Brief: Transcribe every entry below word for word, but skip the pictures.

Begin

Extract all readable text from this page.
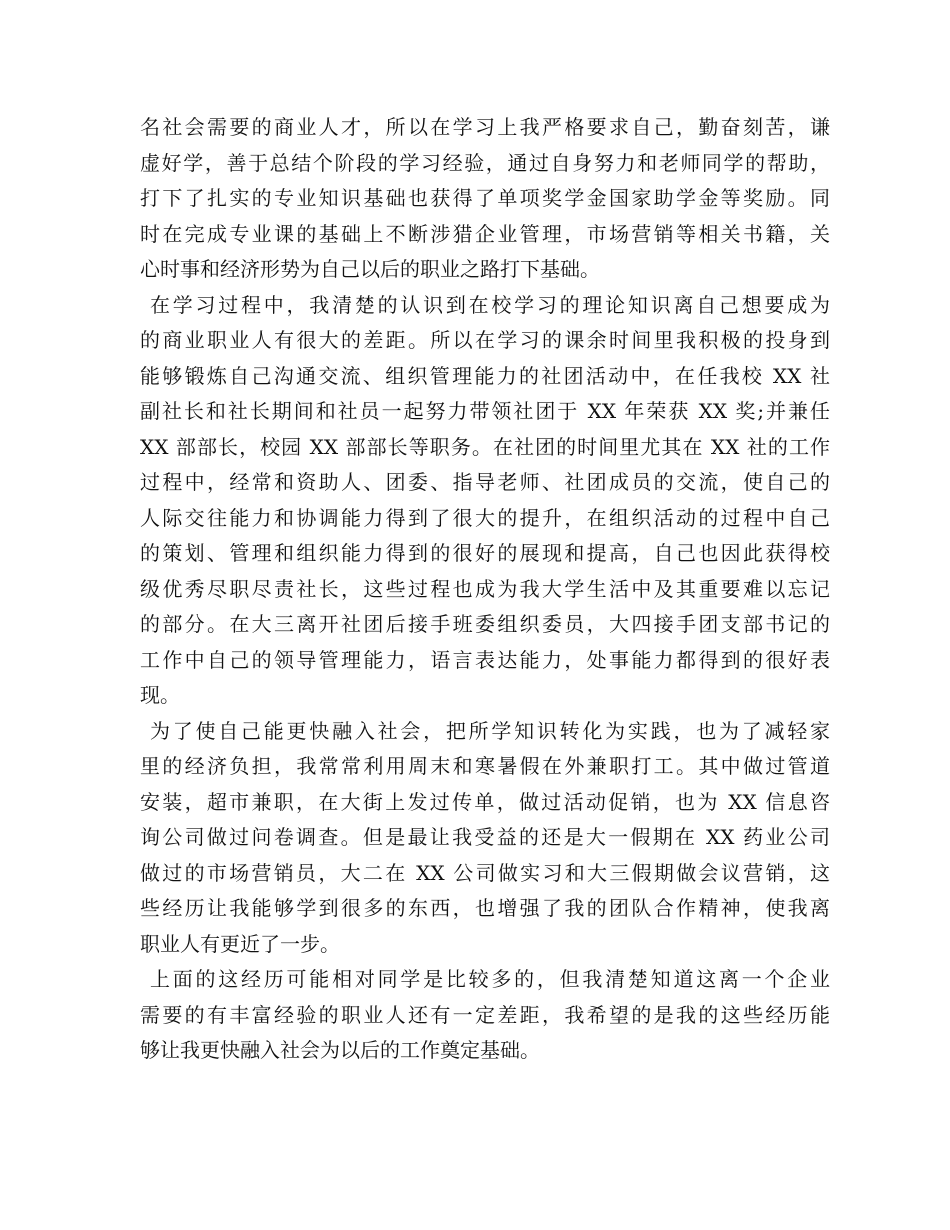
名社会需要的商业人才，所以在学习上我严格要求自己，勤奋刻苦，谦
虚好学，善于总结个阶段的学习经验，通过自身努力和老师同学的帮助，
打下了扎实的专业知识基础也获得了单项奖学金国家助学金等奖励。同
时在完成专业课的基础上不断涉猎企业管理，市场营销等相关书籍，关
心时事和经济形势为自己以后的职业之路打下基础。

在学习过程中，我清楚的认识到在校学习的理论知识离自己想要成为
的商业职业人有很大的差距。所以在学习的课余时间里我积极的投身到
能够锻炼自己沟通交流、组织管理能力的社团活动中，在任我校 XX 社
副社长和社长期间和社员一起努力带领社团于 XX 年荣获 XX 奖;并兼任
XX 部部长，校园 XX 部部长等职务。在社团的时间里尤其在 XX 社的工作
过程中，经常和资助人、团委、指导老师、社团成员的交流，使自己的
人际交往能力和协调能力得到了很大的提升，在组织活动的过程中自己
的策划、管理和组织能力得到的很好的展现和提高，自己也因此获得校
级优秀尽职尽责社长，这些过程也成为我大学生活中及其重要难以忘记
的部分。在大三离开社团后接手班委组织委员，大四接手团支部书记的
工作中自己的领导管理能力，语言表达能力，处事能力都得到的很好表
现。

为了使自己能更快融入社会，把所学知识转化为实践，也为了减轻家
里的经济负担，我常常利用周末和寒暑假在外兼职打工。其中做过管道
安装，超市兼职，在大街上发过传单，做过活动促销，也为 XX 信息咨
询公司做过问卷调查。但是最让我受益的还是大一假期在 XX 药业公司
做过的市场营销员，大二在 XX 公司做实习和大三假期做会议营销，这
些经历让我能够学到很多的东西，也增强了我的团队合作精神，使我离
职业人有更近了一步。

上面的这经历可能相对同学是比较多的，但我清楚知道这离一个企业
需要的有丰富经验的职业人还有一定差距，我希望的是我的这些经历能
够让我更快融入社会为以后的工作奠定基础。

End

Full solution:
Extract all readable text from this page.
名社会需要的商业人才，所以在学习上我严格要求自己，勤奋刻苦，谦
虚好学，善于总结个阶段的学习经验，通过自身努力和老师同学的帮助，
打下了扎实的专业知识基础也获得了单项奖学金国家助学金等奖励。同
时在完成专业课的基础上不断涉猎企业管理，市场营销等相关书籍，关
心时事和经济形势为自己以后的职业之路打下基础。

在学习过程中，我清楚的认识到在校学习的理论知识离自己想要成为
的商业职业人有很大的差距。所以在学习的课余时间里我积极的投身到
能够锻炼自己沟通交流、组织管理能力的社团活动中，在任我校 XX 社
副社长和社长期间和社员一起努力带领社团于 XX 年荣获 XX 奖;并兼任
XX 部部长，校园 XX 部部长等职务。在社团的时间里尤其在 XX 社的工作
过程中，经常和资助人、团委、指导老师、社团成员的交流，使自己的
人际交往能力和协调能力得到了很大的提升，在组织活动的过程中自己
的策划、管理和组织能力得到的很好的展现和提高，自己也因此获得校
级优秀尽职尽责社长，这些过程也成为我大学生活中及其重要难以忘记
的部分。在大三离开社团后接手班委组织委员，大四接手团支部书记的
工作中自己的领导管理能力，语言表达能力，处事能力都得到的很好表
现。

为了使自己能更快融入社会，把所学知识转化为实践，也为了减轻家
里的经济负担，我常常利用周末和寒暑假在外兼职打工。其中做过管道
安装，超市兼职，在大街上发过传单，做过活动促销，也为 XX 信息咨
询公司做过问卷调查。但是最让我受益的还是大一假期在 XX 药业公司
做过的市场营销员，大二在 XX 公司做实习和大三假期做会议营销，这
些经历让我能够学到很多的东西，也增强了我的团队合作精神，使我离
职业人有更近了一步。

上面的这经历可能相对同学是比较多的，但我清楚知道这离一个企业
需要的有丰富经验的职业人还有一定差距，我希望的是我的这些经历能
够让我更快融入社会为以后的工作奠定基础。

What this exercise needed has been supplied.